Exercise instructions
Track down the lines that contain "likes" and copy them.

Dataset content
::::::::::
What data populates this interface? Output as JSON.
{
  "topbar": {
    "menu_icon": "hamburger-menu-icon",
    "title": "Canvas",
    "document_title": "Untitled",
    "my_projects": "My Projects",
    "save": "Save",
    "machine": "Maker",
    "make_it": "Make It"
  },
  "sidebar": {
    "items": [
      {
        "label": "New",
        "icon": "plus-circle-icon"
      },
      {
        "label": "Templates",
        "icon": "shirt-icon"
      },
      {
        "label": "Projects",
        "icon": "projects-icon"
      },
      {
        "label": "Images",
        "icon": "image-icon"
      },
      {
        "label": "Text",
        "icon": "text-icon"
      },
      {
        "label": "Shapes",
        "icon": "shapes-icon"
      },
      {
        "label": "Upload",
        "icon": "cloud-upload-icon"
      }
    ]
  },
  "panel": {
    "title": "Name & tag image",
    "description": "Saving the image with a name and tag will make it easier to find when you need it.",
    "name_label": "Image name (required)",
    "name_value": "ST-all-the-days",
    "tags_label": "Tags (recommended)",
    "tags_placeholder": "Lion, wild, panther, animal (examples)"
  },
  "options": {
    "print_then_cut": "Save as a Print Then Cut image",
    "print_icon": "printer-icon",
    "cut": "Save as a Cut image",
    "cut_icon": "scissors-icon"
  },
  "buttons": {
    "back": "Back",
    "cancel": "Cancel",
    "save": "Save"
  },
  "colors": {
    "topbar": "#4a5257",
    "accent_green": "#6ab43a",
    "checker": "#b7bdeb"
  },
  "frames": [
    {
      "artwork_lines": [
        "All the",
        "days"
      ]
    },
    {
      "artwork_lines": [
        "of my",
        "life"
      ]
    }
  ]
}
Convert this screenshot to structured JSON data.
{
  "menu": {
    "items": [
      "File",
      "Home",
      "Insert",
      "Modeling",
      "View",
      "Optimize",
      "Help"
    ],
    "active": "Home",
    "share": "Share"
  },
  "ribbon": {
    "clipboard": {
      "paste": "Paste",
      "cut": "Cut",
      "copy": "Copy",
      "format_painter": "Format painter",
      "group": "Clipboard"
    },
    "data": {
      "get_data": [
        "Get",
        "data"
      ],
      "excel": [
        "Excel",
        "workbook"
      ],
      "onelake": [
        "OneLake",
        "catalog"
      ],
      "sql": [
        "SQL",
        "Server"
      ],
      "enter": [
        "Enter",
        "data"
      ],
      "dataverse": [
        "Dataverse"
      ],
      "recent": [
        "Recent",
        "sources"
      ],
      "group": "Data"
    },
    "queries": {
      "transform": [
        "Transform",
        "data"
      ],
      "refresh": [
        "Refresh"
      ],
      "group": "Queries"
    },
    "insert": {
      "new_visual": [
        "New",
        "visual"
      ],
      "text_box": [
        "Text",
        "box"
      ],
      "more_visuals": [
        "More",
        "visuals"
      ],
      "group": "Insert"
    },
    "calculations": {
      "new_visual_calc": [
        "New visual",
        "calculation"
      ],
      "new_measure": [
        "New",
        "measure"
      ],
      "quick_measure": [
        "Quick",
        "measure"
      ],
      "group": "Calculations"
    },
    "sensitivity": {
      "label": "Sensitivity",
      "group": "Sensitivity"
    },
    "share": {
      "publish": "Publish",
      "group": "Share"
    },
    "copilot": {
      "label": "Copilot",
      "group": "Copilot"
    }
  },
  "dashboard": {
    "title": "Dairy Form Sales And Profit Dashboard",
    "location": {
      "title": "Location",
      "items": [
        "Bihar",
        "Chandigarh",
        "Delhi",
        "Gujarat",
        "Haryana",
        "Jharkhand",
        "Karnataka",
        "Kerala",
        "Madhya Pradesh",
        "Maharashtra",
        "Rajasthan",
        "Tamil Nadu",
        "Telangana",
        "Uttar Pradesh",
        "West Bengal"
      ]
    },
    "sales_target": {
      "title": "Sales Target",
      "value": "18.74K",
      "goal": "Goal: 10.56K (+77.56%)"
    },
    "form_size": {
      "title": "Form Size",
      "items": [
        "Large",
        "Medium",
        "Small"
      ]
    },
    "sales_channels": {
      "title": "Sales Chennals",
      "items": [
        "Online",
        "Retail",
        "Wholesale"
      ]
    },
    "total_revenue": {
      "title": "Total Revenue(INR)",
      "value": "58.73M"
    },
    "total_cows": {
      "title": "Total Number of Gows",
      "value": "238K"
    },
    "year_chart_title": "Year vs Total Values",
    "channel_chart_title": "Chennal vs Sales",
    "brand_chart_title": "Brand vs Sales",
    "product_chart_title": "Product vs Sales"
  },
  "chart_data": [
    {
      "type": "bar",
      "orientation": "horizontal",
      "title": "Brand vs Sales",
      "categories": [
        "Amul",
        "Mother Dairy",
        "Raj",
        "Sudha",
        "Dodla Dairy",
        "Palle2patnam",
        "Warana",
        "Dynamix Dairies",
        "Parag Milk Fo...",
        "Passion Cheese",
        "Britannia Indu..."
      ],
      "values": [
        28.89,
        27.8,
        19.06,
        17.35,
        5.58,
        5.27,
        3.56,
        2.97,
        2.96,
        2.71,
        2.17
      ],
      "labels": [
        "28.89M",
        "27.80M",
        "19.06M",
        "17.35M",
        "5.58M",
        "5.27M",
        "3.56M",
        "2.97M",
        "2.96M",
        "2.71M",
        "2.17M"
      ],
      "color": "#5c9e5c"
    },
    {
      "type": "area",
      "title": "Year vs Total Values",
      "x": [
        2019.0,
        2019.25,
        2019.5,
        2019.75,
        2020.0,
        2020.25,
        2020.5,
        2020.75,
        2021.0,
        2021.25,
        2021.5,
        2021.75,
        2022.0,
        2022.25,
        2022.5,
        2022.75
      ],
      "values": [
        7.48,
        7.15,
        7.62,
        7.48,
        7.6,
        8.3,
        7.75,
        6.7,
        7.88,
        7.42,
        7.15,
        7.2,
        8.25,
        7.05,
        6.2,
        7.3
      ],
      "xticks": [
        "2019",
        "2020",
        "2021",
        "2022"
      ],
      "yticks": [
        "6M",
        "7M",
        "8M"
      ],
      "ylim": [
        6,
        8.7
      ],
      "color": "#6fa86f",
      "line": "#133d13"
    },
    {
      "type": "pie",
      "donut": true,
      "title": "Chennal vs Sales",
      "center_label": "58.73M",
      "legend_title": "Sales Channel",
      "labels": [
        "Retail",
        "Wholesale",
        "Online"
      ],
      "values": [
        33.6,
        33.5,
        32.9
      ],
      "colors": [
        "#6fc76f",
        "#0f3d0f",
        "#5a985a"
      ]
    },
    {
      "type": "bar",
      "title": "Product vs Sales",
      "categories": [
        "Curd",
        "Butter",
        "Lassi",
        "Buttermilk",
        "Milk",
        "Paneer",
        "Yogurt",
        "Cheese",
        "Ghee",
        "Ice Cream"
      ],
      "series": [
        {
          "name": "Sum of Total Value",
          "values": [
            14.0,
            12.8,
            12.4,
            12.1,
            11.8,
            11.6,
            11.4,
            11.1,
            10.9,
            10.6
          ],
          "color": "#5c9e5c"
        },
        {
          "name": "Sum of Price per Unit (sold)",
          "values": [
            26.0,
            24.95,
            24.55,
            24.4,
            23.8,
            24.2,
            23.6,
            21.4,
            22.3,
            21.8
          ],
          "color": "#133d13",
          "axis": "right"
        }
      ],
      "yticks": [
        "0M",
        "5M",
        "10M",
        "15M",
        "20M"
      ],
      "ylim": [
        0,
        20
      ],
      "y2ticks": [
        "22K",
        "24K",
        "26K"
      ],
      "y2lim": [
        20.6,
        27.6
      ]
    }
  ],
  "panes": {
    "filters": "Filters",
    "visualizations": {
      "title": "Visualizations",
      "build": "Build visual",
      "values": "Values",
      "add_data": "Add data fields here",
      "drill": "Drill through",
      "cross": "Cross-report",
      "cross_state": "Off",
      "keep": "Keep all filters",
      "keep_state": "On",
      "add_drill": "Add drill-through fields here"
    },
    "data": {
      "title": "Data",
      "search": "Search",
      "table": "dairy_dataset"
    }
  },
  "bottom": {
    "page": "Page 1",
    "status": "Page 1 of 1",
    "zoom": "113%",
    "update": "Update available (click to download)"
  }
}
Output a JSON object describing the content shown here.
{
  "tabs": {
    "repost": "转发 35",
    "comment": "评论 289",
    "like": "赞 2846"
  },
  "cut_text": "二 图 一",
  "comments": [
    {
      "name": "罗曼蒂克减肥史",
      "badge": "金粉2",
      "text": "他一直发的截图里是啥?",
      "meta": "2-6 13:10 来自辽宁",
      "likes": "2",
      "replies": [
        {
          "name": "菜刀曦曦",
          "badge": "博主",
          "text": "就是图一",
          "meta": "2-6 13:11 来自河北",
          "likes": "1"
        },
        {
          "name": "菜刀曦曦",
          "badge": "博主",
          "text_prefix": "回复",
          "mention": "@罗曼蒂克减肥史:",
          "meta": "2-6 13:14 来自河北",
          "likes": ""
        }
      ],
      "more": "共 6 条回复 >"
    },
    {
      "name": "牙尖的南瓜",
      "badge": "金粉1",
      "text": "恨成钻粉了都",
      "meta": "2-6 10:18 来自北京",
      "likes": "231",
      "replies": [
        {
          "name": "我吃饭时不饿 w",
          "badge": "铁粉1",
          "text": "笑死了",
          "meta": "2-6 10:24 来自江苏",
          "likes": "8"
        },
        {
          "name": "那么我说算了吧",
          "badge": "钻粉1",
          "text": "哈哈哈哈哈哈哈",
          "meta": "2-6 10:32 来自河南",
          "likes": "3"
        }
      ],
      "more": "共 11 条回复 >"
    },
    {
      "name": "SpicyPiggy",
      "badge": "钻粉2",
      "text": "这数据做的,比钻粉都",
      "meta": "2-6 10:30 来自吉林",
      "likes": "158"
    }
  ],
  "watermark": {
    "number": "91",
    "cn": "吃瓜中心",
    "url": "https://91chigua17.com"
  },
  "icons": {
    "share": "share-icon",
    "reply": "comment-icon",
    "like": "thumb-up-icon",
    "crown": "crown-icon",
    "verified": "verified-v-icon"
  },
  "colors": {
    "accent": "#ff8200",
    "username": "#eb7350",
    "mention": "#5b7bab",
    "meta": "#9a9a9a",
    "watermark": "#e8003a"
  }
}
::::::::::
Answer to the exercise
      "likes": "2",
          "likes": "1"
          "likes": ""
      "likes": "231",
          "likes": "8"
          "likes": "3"
      "likes": "158"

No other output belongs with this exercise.